* [SUPPLIED ENTRIES]:
-=-=-

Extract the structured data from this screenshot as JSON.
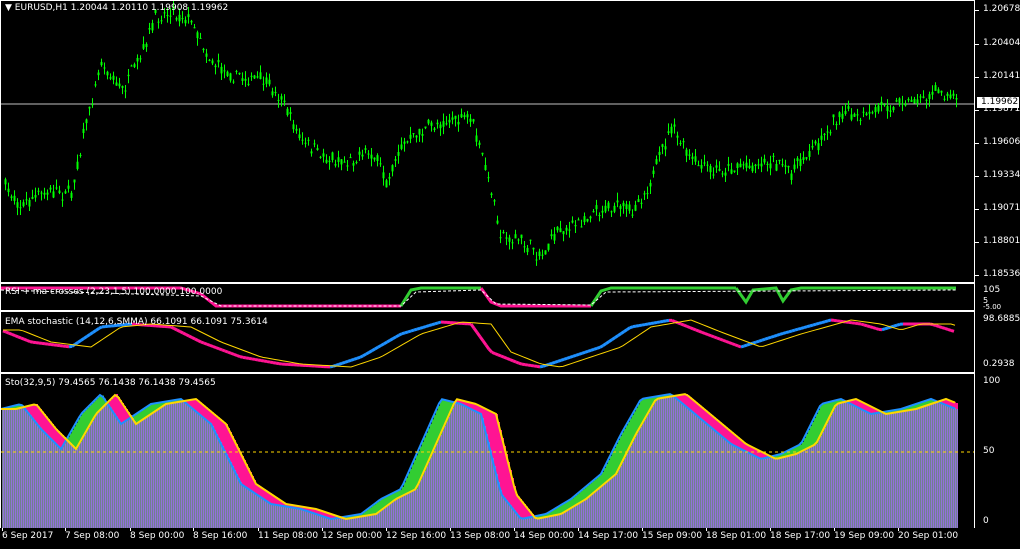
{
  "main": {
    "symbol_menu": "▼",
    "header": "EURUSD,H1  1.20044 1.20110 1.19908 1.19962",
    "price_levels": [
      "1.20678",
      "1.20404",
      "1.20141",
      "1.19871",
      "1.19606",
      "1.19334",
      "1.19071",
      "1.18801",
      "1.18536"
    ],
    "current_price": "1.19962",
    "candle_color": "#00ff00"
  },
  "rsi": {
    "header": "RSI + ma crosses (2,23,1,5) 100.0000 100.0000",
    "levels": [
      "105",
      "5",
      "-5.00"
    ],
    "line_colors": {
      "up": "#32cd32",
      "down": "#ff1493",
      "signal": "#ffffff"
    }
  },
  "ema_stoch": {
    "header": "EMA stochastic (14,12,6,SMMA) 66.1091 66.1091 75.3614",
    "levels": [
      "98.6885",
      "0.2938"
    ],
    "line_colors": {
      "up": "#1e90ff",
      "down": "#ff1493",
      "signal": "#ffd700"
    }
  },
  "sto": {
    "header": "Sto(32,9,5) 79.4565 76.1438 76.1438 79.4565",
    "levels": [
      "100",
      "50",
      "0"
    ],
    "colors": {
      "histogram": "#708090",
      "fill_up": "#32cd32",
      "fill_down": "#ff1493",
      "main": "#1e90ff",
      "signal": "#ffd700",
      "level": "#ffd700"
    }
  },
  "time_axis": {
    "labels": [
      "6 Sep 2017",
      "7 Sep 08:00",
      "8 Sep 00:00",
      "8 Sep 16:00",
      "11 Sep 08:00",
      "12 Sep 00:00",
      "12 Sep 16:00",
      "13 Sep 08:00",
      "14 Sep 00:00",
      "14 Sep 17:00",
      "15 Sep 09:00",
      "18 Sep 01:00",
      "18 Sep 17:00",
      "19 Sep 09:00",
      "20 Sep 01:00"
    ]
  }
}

-=-=-

* [EXERCISE AIM]: Copy every line of the listing where the word "signal" appears.

* [WRITTEN RESPONSE]:
      "signal": "#ffffff"
      "signal": "#ffd700"
      "signal": "#ffd700",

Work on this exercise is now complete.